- Requirements -
Give only the number of lines in the data that contain the word "deviation".

- A run of records -
— Begin —
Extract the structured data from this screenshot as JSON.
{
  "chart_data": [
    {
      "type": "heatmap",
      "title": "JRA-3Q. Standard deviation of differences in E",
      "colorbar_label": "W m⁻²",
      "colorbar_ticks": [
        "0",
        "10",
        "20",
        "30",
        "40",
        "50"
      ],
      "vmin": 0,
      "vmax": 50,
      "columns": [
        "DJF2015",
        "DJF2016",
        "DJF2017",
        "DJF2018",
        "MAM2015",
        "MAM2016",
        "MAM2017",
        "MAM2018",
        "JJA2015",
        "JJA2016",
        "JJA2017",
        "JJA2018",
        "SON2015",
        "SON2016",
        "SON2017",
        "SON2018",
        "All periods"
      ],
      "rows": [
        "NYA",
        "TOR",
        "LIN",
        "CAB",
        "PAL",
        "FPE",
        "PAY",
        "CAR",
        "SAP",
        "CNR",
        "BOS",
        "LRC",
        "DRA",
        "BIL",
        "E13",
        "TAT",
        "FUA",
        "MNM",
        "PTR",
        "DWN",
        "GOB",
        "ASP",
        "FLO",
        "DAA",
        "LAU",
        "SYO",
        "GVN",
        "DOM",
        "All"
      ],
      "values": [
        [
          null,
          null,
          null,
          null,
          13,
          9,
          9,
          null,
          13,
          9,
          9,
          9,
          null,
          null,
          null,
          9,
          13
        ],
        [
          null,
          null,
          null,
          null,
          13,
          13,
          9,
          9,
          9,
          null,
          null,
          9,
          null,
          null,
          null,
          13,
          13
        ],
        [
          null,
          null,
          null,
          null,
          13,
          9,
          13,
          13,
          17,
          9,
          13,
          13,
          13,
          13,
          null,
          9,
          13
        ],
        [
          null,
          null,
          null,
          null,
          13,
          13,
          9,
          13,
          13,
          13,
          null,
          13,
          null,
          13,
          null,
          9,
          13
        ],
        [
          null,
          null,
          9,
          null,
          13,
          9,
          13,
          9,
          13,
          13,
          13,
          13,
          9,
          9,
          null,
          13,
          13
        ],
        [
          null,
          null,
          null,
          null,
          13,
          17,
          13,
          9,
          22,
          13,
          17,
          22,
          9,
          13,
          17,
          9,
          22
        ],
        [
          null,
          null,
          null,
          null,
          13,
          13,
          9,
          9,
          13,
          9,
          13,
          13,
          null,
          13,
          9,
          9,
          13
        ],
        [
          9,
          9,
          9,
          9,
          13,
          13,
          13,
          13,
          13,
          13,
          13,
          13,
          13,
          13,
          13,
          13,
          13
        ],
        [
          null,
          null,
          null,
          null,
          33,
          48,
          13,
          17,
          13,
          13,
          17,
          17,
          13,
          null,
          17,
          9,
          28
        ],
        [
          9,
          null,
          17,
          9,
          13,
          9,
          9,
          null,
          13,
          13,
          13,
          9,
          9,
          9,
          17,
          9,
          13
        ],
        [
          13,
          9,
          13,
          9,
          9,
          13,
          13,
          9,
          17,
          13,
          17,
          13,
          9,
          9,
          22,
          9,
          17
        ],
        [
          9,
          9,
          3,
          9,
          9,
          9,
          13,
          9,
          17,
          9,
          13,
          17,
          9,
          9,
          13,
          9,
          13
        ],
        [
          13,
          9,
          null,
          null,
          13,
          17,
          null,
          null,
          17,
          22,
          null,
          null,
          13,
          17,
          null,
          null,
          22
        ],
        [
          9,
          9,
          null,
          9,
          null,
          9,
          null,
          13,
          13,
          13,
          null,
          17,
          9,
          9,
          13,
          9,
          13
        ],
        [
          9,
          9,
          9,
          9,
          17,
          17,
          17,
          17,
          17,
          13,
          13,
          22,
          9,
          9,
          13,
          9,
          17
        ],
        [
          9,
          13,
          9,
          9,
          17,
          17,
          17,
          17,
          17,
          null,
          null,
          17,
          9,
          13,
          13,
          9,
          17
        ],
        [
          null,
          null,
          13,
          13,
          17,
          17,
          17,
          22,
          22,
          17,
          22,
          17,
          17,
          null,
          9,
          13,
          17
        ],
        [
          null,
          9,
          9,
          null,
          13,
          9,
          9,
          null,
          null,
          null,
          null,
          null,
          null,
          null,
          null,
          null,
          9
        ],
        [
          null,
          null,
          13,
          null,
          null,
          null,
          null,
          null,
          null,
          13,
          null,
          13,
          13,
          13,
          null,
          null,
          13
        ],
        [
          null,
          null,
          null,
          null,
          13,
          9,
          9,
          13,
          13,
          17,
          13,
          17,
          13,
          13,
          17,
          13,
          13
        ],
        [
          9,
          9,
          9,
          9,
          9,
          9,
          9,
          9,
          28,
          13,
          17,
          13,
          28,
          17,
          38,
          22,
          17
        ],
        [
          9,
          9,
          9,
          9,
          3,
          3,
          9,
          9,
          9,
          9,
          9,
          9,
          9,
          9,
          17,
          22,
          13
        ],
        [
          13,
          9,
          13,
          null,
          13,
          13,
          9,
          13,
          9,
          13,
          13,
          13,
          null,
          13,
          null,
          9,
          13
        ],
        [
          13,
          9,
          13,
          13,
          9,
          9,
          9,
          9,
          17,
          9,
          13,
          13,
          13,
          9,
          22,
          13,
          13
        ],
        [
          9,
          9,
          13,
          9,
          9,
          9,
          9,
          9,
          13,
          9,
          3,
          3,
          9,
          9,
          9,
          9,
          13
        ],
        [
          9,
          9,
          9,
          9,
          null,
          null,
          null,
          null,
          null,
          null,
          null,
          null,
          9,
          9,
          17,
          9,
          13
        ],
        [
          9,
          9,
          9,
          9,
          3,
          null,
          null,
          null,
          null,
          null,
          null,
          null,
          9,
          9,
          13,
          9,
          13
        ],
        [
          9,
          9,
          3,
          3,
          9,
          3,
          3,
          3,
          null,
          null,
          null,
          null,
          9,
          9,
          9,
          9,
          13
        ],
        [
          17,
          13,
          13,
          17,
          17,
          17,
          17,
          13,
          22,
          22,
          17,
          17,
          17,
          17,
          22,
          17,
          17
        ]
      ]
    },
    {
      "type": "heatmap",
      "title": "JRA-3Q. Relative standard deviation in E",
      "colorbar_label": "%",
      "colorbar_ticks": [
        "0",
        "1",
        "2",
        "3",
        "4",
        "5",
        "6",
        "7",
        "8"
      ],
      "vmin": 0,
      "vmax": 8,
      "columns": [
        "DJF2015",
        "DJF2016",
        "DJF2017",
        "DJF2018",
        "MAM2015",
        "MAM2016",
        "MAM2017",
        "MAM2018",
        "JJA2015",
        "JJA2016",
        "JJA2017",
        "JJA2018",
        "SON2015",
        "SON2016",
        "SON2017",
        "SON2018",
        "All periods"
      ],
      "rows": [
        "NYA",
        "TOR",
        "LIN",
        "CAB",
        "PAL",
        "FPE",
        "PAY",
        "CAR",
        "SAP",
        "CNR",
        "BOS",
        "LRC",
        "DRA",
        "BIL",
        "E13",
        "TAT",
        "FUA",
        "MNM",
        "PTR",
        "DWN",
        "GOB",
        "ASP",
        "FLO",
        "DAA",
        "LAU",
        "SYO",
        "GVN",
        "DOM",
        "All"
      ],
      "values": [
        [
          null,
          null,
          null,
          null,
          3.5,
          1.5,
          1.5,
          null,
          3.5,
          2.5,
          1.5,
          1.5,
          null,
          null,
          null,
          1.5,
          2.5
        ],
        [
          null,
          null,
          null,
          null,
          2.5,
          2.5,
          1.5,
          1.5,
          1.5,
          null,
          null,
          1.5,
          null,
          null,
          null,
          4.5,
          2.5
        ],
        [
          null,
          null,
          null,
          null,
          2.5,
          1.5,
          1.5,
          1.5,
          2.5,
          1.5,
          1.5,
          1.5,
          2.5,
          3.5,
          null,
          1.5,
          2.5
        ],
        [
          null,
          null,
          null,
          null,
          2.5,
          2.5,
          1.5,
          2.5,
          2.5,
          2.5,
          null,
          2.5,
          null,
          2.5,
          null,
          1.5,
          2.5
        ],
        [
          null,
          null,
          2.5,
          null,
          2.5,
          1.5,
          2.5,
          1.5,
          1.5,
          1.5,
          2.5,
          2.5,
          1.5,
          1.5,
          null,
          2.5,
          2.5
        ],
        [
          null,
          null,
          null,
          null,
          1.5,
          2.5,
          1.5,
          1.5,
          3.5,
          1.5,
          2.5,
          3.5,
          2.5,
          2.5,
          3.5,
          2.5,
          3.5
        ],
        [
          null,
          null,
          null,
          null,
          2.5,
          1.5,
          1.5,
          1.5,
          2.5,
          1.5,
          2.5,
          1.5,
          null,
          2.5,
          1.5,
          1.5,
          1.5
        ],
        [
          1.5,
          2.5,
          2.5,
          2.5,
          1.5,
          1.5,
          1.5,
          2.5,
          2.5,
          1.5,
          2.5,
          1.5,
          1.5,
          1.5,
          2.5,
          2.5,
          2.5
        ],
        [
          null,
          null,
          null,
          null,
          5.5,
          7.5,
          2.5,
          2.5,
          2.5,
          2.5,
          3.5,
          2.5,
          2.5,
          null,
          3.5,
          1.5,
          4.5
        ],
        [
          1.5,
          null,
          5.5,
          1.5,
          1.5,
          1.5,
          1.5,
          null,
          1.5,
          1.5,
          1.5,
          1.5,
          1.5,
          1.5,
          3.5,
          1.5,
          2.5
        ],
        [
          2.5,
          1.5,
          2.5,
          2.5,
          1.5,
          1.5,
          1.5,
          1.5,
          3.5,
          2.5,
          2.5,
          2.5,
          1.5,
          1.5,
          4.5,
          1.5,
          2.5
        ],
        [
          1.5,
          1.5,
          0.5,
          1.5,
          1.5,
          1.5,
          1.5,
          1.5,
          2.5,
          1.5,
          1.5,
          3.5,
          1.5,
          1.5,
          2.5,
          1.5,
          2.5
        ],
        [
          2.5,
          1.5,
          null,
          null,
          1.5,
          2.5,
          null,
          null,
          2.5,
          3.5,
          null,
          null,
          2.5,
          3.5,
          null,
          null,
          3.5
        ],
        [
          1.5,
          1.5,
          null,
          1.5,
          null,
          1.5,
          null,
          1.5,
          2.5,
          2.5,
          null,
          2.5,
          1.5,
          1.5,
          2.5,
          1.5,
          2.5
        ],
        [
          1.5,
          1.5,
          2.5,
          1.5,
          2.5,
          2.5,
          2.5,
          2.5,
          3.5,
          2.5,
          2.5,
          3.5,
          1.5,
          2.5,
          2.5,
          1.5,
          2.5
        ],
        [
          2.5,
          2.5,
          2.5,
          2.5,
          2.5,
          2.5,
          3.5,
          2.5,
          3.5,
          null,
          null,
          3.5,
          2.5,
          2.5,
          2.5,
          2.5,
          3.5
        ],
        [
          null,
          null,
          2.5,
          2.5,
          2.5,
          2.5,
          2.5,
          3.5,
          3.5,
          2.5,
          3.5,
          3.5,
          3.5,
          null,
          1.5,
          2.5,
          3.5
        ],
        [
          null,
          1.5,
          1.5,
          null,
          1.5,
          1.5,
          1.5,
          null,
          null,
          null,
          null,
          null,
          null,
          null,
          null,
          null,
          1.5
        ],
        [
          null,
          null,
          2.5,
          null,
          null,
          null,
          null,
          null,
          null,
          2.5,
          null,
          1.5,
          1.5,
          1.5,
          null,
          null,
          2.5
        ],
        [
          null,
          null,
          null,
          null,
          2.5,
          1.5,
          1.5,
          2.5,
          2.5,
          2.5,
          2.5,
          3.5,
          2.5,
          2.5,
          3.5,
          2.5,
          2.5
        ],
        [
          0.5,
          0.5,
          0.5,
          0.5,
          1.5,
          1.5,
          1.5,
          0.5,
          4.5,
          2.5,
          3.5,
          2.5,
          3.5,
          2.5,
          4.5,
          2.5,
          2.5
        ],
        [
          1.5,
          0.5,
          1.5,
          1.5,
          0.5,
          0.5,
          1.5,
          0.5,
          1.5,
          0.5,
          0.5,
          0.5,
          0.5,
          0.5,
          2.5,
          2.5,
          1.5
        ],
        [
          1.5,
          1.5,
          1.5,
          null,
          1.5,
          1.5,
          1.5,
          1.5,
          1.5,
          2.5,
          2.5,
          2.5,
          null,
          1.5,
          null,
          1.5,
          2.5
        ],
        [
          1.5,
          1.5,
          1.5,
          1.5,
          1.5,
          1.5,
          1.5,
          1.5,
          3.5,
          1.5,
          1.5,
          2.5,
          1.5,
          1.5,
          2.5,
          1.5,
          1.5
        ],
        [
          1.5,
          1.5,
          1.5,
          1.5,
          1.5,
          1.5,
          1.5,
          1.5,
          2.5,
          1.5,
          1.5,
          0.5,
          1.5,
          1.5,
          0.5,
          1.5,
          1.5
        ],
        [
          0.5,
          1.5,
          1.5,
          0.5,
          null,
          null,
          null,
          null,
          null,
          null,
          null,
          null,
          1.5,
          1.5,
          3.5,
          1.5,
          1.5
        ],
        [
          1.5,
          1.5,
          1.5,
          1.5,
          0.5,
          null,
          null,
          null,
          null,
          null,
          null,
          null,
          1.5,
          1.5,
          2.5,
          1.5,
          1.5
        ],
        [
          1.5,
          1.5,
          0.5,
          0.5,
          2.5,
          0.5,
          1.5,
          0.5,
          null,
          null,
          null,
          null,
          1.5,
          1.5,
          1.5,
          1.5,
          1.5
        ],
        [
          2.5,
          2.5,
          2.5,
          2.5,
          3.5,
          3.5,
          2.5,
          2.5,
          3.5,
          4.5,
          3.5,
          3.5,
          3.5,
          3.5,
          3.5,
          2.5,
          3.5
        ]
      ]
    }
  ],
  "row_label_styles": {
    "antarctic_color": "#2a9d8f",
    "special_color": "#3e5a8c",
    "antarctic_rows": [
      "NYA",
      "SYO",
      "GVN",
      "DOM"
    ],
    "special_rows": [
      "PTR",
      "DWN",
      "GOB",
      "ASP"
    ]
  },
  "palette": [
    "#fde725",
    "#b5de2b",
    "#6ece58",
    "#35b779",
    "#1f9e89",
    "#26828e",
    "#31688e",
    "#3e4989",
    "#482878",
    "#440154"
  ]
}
— End —
- Solution to this task -
2